Problem statement ::
Will you output all of the data below exactly, omitting the images?

☆ ☆ ☆ ☆

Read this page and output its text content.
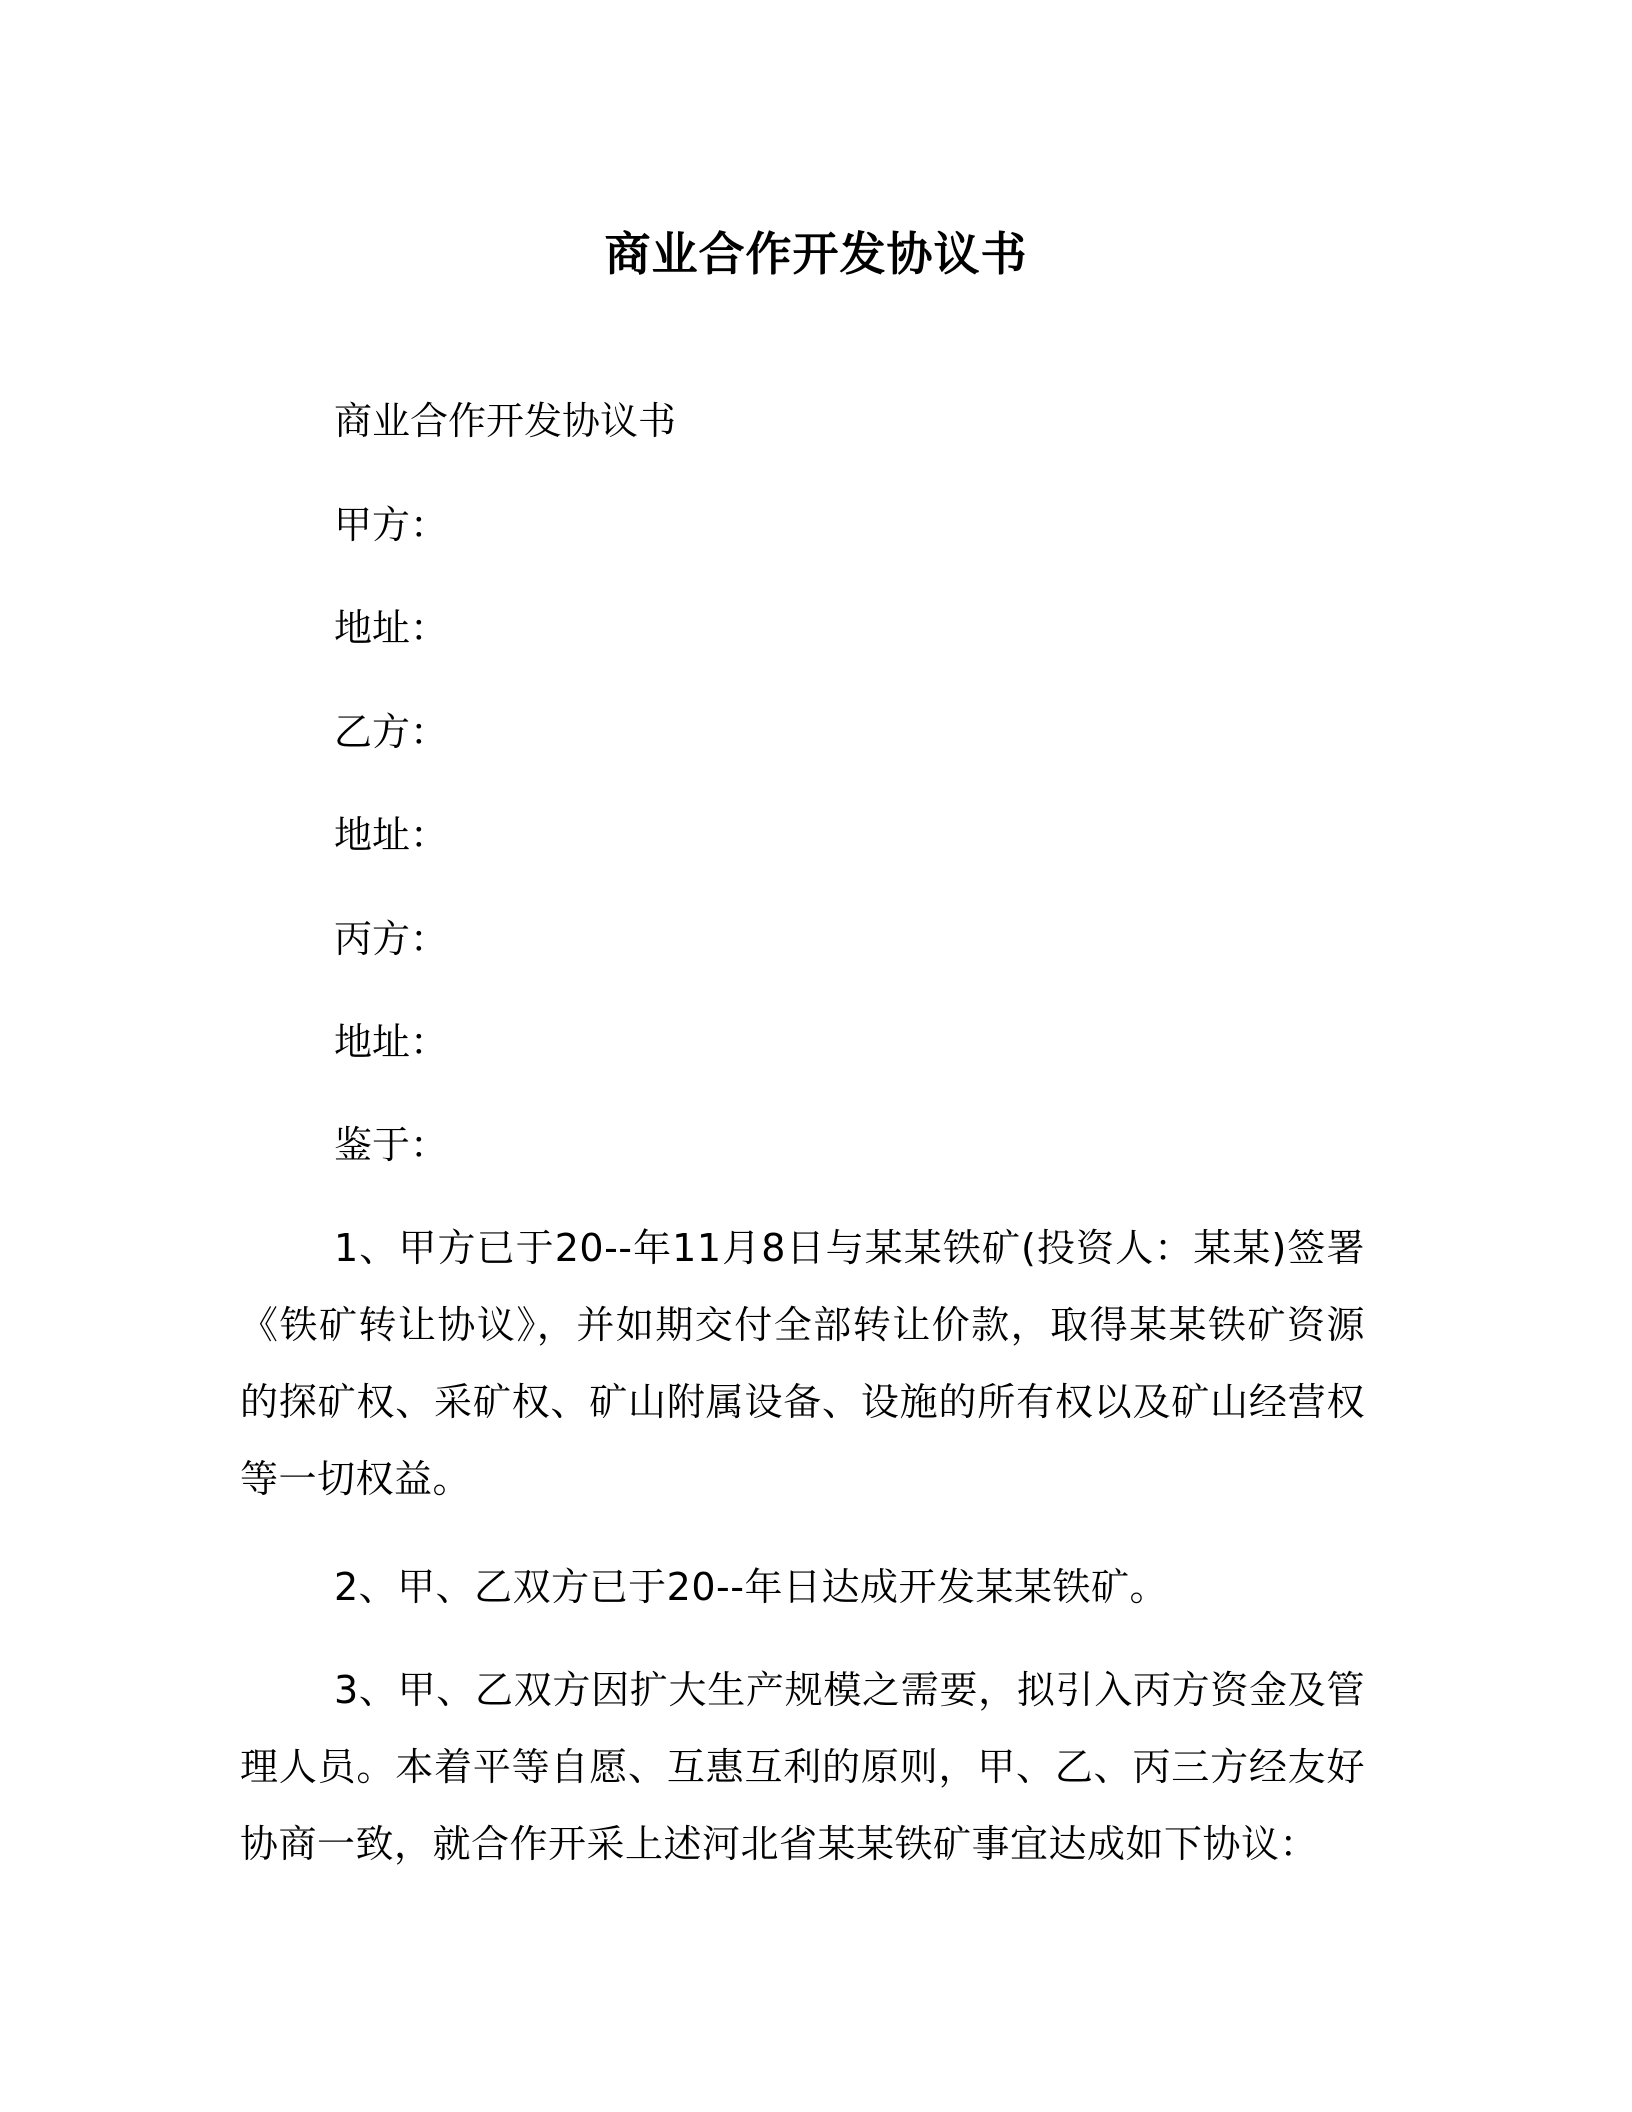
商业合作开发协议书
商业合作开发协议书
甲方：
地址：
乙方：
地址：
丙方：
地址：
鉴于：
1、甲方已于20--年11月8日与某某铁矿(投资人：某某)签署《铁矿转让协议》，并如期交付全部转让价款，取得某某铁矿资源的探矿权、采矿权、矿山附属设备、设施的所有权以及矿山经营权等一切权益。
2、甲、乙双方已于20--年日达成开发某某铁矿。
3、甲、乙双方因扩大生产规模之需要，拟引入丙方资金及管理人员。本着平等自愿、互惠互利的原则，甲、乙、丙三方经友好协商一致，就合作开采上述河北省某某铁矿事宜达成如下协议：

☆ ☆ ☆ ☆

Response below ::
Read this page and output its text content.
商业合作开发协议书
商业合作开发协议书
甲方：
地址：
乙方：
地址：
丙方：
地址：
鉴于：
1、甲方已于20--年11月8日与某某铁矿(投资人：某某)签署《铁矿转让协议》，并如期交付全部转让价款，取得某某铁矿资源的探矿权、采矿权、矿山附属设备、设施的所有权以及矿山经营权等一切权益。
2、甲、乙双方已于20--年日达成开发某某铁矿。
3、甲、乙双方因扩大生产规模之需要，拟引入丙方资金及管理人员。本着平等自愿、互惠互利的原则，甲、乙、丙三方经友好协商一致，就合作开采上述河北省某某铁矿事宜达成如下协议：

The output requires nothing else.